[What needs to be done] Extract every entry word for word. Skip the pictures.

[Exercise data]
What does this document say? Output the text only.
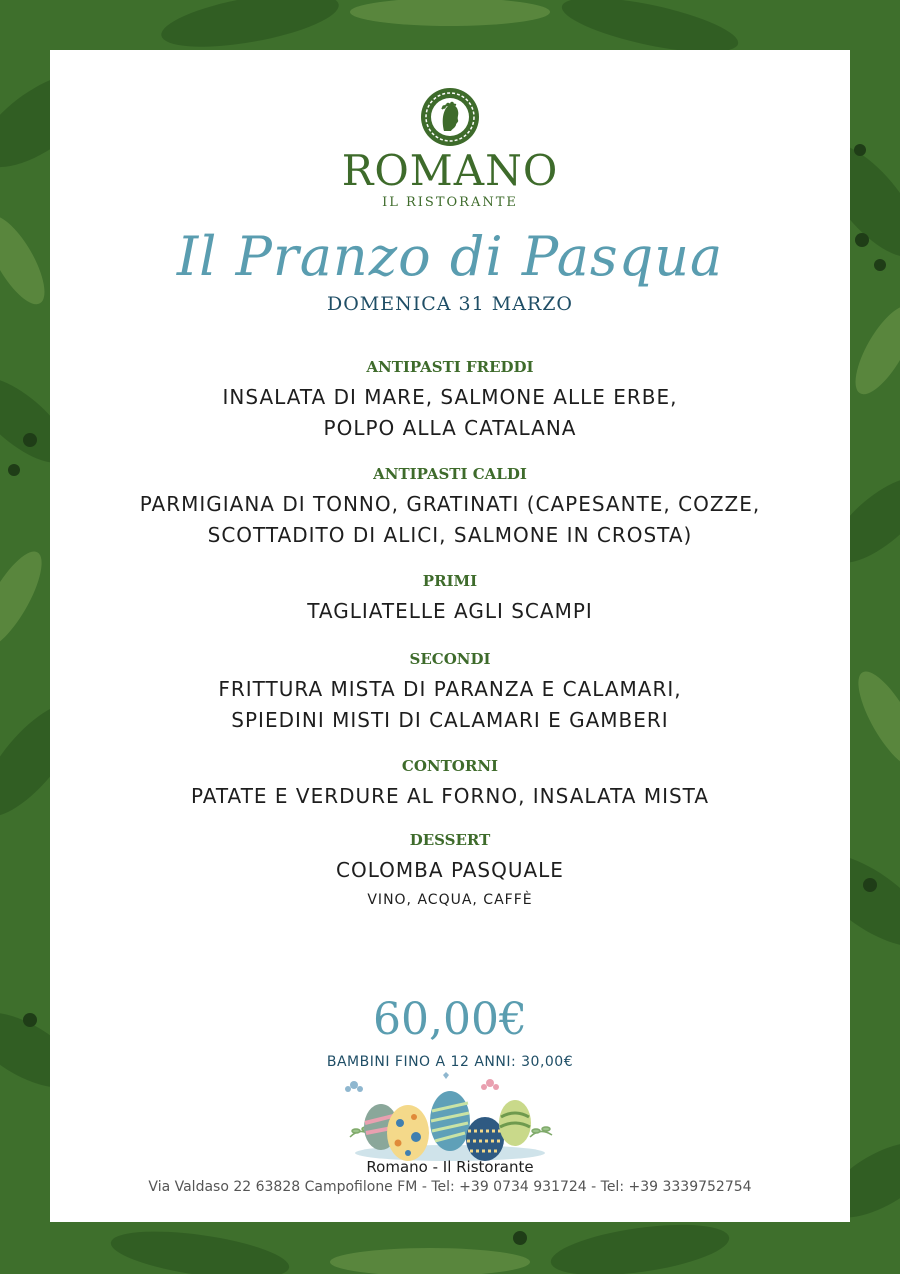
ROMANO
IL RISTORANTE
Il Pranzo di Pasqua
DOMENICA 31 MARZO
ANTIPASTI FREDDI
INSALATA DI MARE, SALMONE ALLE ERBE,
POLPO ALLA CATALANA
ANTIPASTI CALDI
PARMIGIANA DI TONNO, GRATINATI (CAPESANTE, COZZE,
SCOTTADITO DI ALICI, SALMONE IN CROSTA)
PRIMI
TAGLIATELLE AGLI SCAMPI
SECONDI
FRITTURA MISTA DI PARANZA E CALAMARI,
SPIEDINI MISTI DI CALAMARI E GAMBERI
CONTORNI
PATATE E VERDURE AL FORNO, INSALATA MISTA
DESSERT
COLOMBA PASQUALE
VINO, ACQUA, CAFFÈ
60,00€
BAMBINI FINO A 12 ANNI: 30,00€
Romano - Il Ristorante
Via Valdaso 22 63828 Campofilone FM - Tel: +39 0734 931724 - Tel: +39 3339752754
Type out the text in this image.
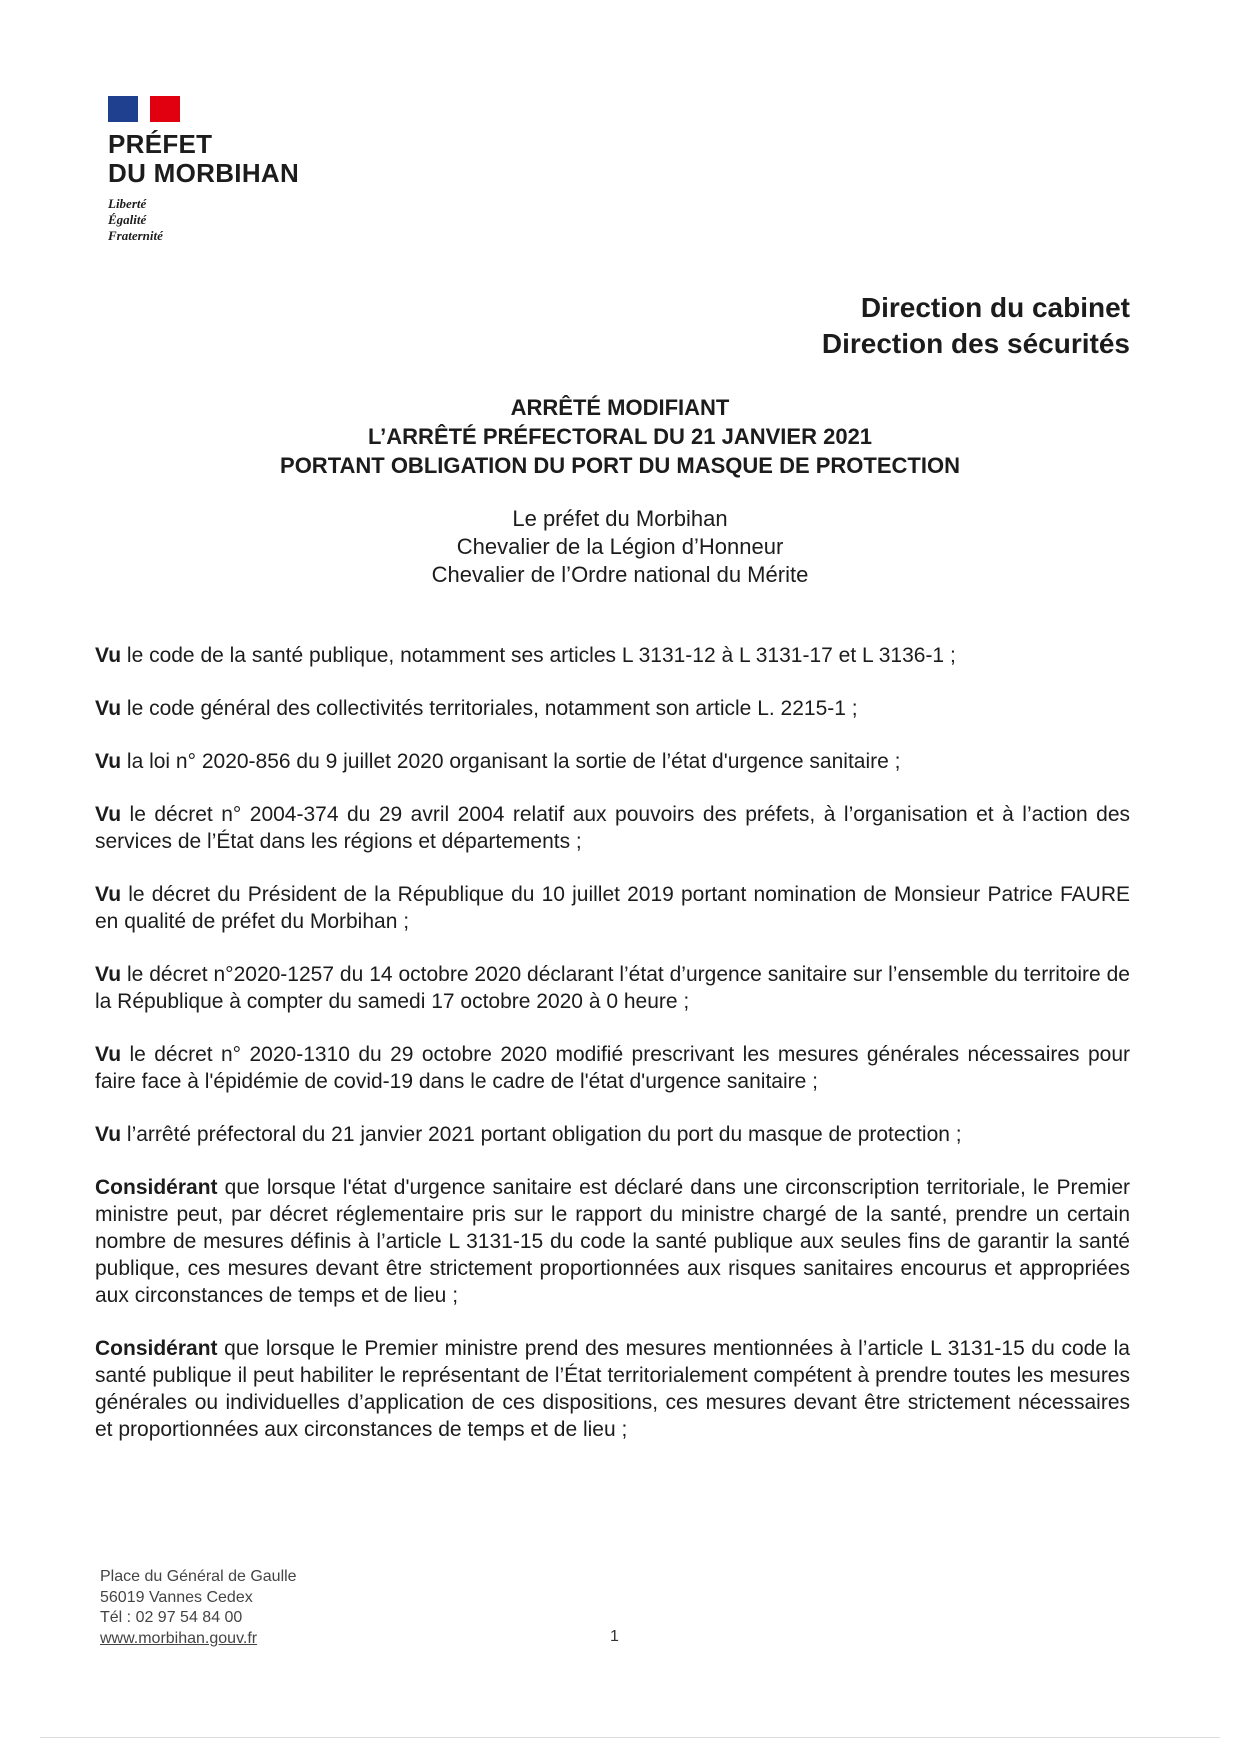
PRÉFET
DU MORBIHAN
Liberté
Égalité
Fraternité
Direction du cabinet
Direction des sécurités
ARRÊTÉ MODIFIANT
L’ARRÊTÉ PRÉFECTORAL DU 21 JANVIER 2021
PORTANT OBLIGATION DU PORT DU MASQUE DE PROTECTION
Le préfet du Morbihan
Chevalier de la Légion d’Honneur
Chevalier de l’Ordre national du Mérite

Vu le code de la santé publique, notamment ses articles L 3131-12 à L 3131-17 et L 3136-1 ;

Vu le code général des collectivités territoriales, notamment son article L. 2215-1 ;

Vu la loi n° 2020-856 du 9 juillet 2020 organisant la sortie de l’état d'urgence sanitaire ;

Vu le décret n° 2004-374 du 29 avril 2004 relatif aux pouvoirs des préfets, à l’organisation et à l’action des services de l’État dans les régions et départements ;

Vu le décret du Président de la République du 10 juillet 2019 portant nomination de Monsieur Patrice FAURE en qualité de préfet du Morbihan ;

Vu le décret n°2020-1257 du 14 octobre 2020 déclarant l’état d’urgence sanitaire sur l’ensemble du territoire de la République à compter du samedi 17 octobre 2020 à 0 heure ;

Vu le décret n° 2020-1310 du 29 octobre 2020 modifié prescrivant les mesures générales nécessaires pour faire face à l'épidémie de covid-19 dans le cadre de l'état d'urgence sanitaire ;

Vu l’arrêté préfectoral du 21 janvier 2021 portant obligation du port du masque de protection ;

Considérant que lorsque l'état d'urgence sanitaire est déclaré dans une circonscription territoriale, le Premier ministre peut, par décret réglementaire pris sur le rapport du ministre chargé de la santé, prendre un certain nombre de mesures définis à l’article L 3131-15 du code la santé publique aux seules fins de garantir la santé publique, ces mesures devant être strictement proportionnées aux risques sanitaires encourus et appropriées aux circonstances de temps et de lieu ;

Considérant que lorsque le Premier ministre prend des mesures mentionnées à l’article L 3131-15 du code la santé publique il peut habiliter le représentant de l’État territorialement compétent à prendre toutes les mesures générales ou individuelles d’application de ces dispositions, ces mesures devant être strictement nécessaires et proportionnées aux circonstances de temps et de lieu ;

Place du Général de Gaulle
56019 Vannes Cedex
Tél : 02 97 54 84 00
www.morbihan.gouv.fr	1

[Correct response]
What does this document say? Output the text only.
ROMANO
IL RISTORANTE
Il Pranzo di Pasqua
DOMENICA 31 MARZO
ANTIPASTI FREDDI
INSALATA DI MARE, SALMONE ALLE ERBE,
POLPO ALLA CATALANA
ANTIPASTI CALDI
PARMIGIANA DI TONNO, GRATINATI (CAPESANTE, COZZE,
SCOTTADITO DI ALICI, SALMONE IN CROSTA)
PRIMI
TAGLIATELLE AGLI SCAMPI
SECONDI
FRITTURA MISTA DI PARANZA E CALAMARI,
SPIEDINI MISTI DI CALAMARI E GAMBERI
CONTORNI
PATATE E VERDURE AL FORNO, INSALATA MISTA
DESSERT
COLOMBA PASQUALE
VINO, ACQUA, CAFFÈ
60,00€
BAMBINI FINO A 12 ANNI: 30,00€
Romano - Il Ristorante
Via Valdaso 22 63828 Campofilone FM - Tel: +39 0734 931724 - Tel: +39 3339752754
Type out the text in this image.
PRÉFET
DU MORBIHAN
Liberté
Égalité
Fraternité
Direction du cabinet
Direction des sécurités
ARRÊTÉ MODIFIANT
L’ARRÊTÉ PRÉFECTORAL DU 21 JANVIER 2021
PORTANT OBLIGATION DU PORT DU MASQUE DE PROTECTION
Le préfet du Morbihan
Chevalier de la Légion d’Honneur
Chevalier de l’Ordre national du Mérite

Vu le code de la santé publique, notamment ses articles L 3131-12 à L 3131-17 et L 3136-1 ;

Vu le code général des collectivités territoriales, notamment son article L. 2215-1 ;

Vu la loi n° 2020-856 du 9 juillet 2020 organisant la sortie de l’état d'urgence sanitaire ;

Vu le décret n° 2004-374 du 29 avril 2004 relatif aux pouvoirs des préfets, à l’organisation et à l’action des services de l’État dans les régions et départements ;

Vu le décret du Président de la République du 10 juillet 2019 portant nomination de Monsieur Patrice FAURE en qualité de préfet du Morbihan ;

Vu le décret n°2020-1257 du 14 octobre 2020 déclarant l’état d’urgence sanitaire sur l’ensemble du territoire de la République à compter du samedi 17 octobre 2020 à 0 heure ;

Vu le décret n° 2020-1310 du 29 octobre 2020 modifié prescrivant les mesures générales nécessaires pour faire face à l'épidémie de covid-19 dans le cadre de l'état d'urgence sanitaire ;

Vu l’arrêté préfectoral du 21 janvier 2021 portant obligation du port du masque de protection ;

Considérant que lorsque l'état d'urgence sanitaire est déclaré dans une circonscription territoriale, le Premier ministre peut, par décret réglementaire pris sur le rapport du ministre chargé de la santé, prendre un certain nombre de mesures définis à l’article L 3131-15 du code la santé publique aux seules fins de garantir la santé publique, ces mesures devant être strictement proportionnées aux risques sanitaires encourus et appropriées aux circonstances de temps et de lieu ;

Considérant que lorsque le Premier ministre prend des mesures mentionnées à l’article L 3131-15 du code la santé publique il peut habiliter le représentant de l’État territorialement compétent à prendre toutes les mesures générales ou individuelles d’application de ces dispositions, ces mesures devant être strictement nécessaires et proportionnées aux circonstances de temps et de lieu ;

Place du Général de Gaulle
56019 Vannes Cedex
Tél : 02 97 54 84 00
www.morbihan.gouv.fr	1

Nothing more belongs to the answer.